| The request |
Below are some records. Copy every line in them that holds "name".

━━━━━ Supplied entries ━━━━━

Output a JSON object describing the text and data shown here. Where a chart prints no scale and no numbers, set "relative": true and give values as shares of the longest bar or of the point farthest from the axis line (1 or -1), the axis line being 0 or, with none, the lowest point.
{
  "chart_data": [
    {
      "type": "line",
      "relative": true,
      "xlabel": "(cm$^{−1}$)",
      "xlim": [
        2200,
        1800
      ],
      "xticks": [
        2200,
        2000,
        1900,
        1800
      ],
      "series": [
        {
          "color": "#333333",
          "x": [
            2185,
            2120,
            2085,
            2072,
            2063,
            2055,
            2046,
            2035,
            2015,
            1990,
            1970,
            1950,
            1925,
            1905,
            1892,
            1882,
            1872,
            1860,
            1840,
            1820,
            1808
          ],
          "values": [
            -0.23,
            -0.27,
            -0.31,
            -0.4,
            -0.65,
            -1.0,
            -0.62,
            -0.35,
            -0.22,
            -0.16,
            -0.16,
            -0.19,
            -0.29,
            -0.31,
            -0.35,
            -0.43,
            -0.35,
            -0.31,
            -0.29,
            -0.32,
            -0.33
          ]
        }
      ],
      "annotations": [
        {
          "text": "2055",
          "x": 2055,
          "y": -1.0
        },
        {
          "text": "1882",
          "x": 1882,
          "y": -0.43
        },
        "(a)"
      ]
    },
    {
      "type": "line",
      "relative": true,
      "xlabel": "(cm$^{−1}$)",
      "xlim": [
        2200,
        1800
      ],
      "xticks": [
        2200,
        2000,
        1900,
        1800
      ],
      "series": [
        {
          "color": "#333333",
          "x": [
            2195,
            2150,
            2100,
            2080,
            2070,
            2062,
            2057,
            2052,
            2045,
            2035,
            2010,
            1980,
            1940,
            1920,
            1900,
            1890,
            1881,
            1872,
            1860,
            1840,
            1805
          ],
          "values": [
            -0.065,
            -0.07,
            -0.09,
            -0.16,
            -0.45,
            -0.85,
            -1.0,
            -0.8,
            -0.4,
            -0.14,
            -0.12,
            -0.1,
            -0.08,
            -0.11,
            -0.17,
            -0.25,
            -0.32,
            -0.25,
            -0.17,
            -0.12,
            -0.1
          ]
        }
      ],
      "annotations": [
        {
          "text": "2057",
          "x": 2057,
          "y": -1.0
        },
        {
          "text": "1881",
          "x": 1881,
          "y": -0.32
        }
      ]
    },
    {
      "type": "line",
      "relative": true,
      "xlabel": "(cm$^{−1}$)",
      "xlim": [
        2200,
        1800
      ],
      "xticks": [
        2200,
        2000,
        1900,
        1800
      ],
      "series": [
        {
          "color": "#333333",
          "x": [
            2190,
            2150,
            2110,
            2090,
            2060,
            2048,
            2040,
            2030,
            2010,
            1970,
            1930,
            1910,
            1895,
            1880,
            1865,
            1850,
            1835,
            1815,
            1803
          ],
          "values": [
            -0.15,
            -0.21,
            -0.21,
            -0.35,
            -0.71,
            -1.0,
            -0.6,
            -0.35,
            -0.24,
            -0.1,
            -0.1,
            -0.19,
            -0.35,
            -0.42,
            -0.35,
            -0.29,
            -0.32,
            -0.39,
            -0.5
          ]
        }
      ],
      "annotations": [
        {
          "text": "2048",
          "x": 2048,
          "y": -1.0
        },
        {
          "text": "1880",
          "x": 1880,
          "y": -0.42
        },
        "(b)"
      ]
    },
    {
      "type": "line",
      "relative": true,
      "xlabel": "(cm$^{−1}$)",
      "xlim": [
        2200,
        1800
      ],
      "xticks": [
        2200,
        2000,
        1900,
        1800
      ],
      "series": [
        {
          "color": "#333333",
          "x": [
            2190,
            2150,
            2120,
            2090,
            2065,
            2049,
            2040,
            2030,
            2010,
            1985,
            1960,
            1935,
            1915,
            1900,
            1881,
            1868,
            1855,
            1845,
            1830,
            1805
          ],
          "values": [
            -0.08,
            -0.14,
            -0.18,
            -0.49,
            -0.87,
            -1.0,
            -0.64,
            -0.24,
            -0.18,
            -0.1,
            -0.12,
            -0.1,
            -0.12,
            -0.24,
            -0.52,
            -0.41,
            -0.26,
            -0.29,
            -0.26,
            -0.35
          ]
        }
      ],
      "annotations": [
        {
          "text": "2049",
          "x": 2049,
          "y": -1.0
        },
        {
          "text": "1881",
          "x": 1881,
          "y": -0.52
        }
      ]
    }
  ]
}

━━━━━
━━━━━ Supplied entries ━━━━━

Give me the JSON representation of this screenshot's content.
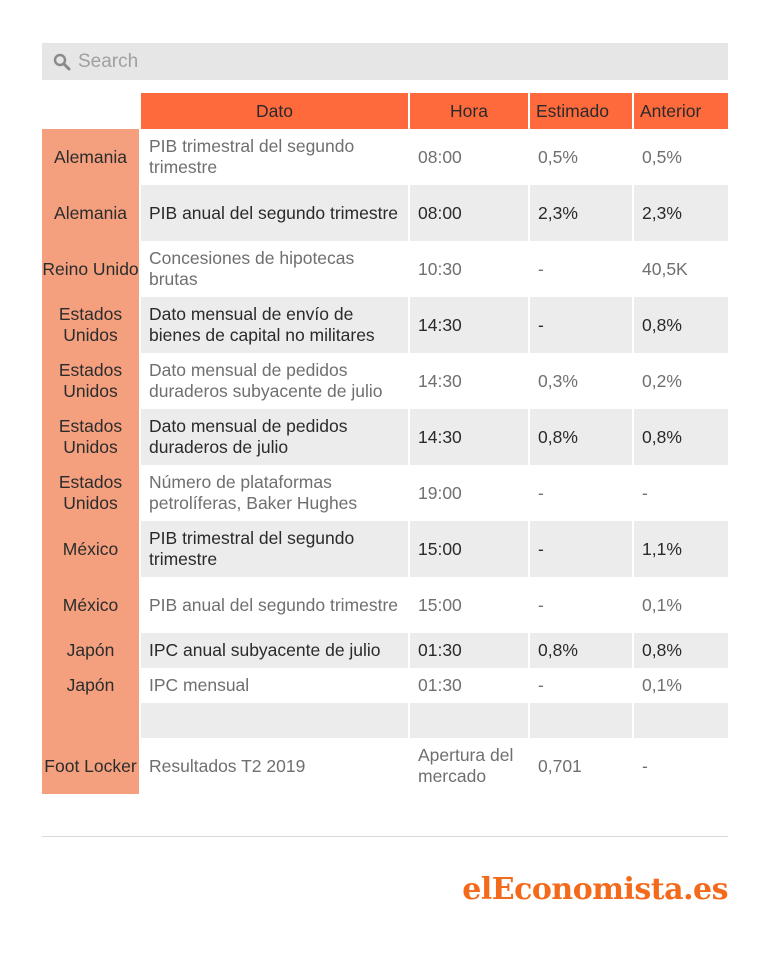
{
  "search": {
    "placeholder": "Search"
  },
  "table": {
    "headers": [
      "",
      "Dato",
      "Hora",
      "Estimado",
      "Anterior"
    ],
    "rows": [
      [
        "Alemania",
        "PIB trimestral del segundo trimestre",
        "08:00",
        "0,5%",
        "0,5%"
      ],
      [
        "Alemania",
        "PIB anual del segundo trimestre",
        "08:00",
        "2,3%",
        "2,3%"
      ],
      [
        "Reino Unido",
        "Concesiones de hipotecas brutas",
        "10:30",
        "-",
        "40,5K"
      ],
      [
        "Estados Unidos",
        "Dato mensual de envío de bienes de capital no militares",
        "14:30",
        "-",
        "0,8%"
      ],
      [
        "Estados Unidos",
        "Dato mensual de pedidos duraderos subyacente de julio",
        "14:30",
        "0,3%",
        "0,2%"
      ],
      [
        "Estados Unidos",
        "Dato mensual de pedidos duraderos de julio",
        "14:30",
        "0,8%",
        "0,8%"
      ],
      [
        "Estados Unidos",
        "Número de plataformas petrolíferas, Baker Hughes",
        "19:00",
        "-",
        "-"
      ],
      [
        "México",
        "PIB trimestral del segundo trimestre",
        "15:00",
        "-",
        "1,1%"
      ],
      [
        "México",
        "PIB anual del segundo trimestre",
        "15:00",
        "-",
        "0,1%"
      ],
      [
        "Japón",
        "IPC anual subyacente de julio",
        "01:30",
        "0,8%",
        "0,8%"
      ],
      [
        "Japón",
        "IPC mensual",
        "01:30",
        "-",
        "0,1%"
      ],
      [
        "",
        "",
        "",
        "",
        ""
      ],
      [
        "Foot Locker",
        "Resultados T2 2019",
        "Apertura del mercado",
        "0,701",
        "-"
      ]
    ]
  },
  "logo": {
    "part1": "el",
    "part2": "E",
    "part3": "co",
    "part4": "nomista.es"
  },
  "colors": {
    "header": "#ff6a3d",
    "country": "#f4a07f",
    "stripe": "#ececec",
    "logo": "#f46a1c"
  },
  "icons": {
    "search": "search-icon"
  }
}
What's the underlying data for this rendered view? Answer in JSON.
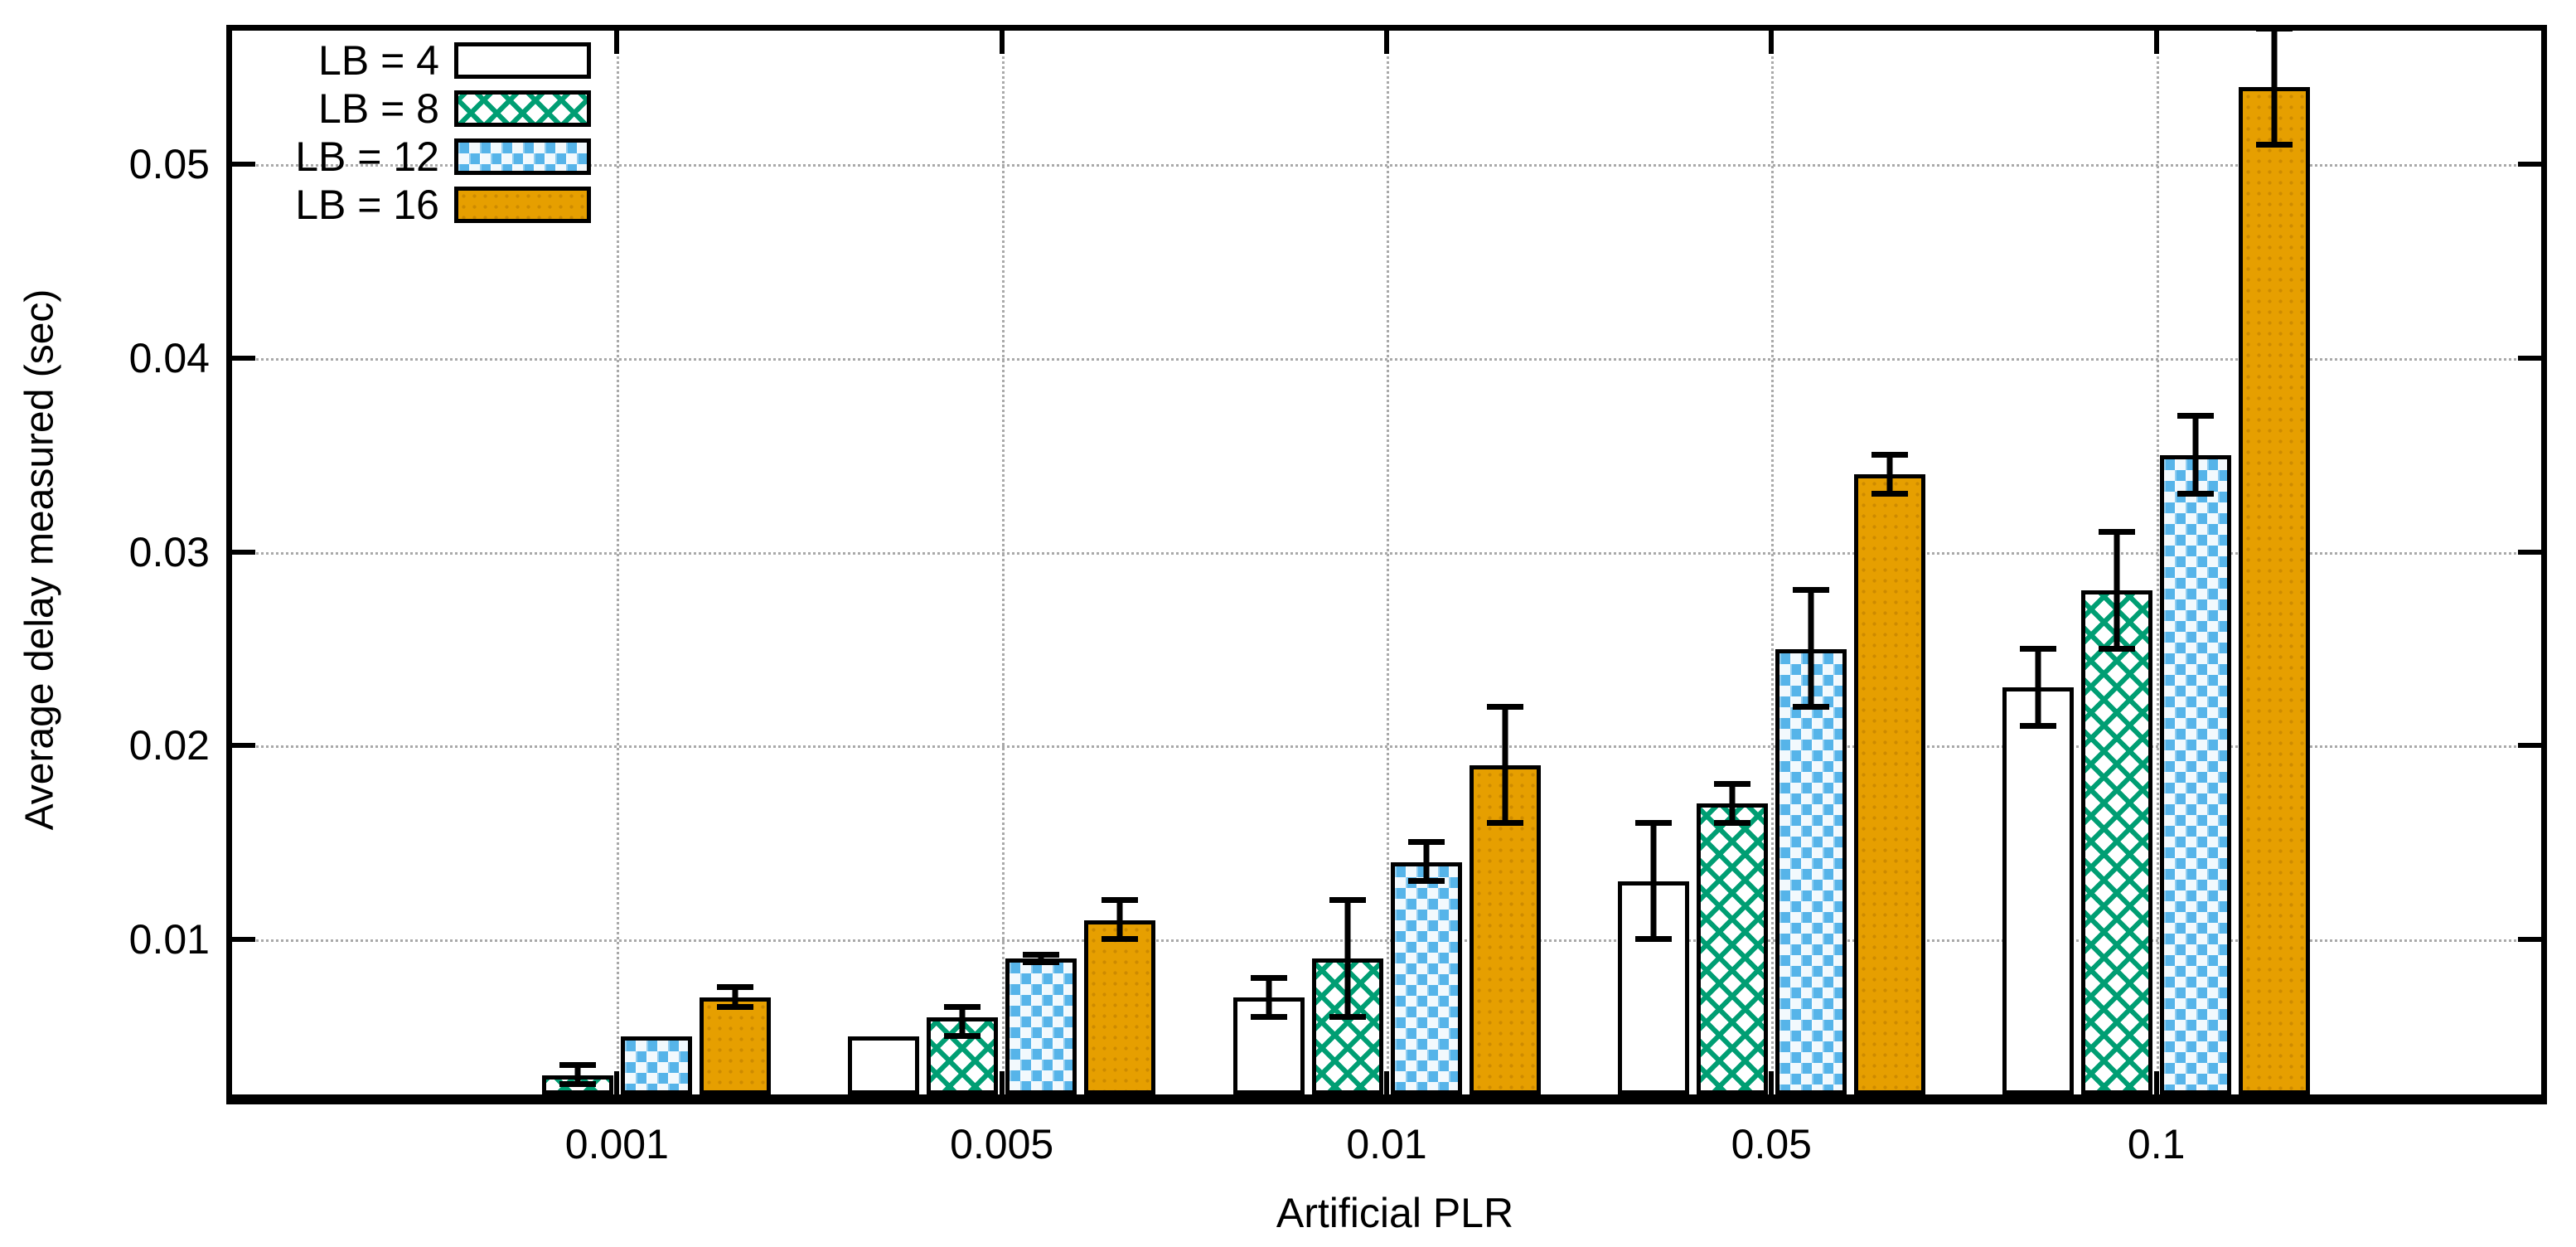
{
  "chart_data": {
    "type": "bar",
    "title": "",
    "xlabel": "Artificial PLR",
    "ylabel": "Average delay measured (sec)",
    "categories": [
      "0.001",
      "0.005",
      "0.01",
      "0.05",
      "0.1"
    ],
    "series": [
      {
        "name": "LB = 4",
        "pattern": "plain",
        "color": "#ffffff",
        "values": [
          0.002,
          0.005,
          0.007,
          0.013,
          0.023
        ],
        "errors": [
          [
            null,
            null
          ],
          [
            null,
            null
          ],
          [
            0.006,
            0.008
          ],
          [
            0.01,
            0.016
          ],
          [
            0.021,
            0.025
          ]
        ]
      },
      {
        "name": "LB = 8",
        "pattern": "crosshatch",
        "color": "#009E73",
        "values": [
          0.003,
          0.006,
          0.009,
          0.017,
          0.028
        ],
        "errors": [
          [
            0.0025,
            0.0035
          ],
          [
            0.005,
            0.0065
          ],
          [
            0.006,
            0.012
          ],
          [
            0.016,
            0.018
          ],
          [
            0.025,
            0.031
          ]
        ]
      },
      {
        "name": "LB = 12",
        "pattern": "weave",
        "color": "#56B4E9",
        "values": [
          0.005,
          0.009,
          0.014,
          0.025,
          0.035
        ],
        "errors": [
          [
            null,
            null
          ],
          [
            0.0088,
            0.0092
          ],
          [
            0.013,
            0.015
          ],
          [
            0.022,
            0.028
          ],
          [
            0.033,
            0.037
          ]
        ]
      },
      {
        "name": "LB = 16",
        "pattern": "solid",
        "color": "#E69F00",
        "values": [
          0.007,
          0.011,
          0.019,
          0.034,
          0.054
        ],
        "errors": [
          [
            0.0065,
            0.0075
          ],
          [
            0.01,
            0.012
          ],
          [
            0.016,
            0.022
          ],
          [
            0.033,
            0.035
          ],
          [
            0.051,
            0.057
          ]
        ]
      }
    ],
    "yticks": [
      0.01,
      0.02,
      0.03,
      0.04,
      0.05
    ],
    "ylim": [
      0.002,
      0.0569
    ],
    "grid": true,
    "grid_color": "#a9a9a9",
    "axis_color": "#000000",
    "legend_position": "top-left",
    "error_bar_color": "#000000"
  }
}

━━━━━

| Solution to the exercise |
        "name": "LB = 4",
        "name": "LB = 8",
        "name": "LB = 12",
        "name": "LB = 16",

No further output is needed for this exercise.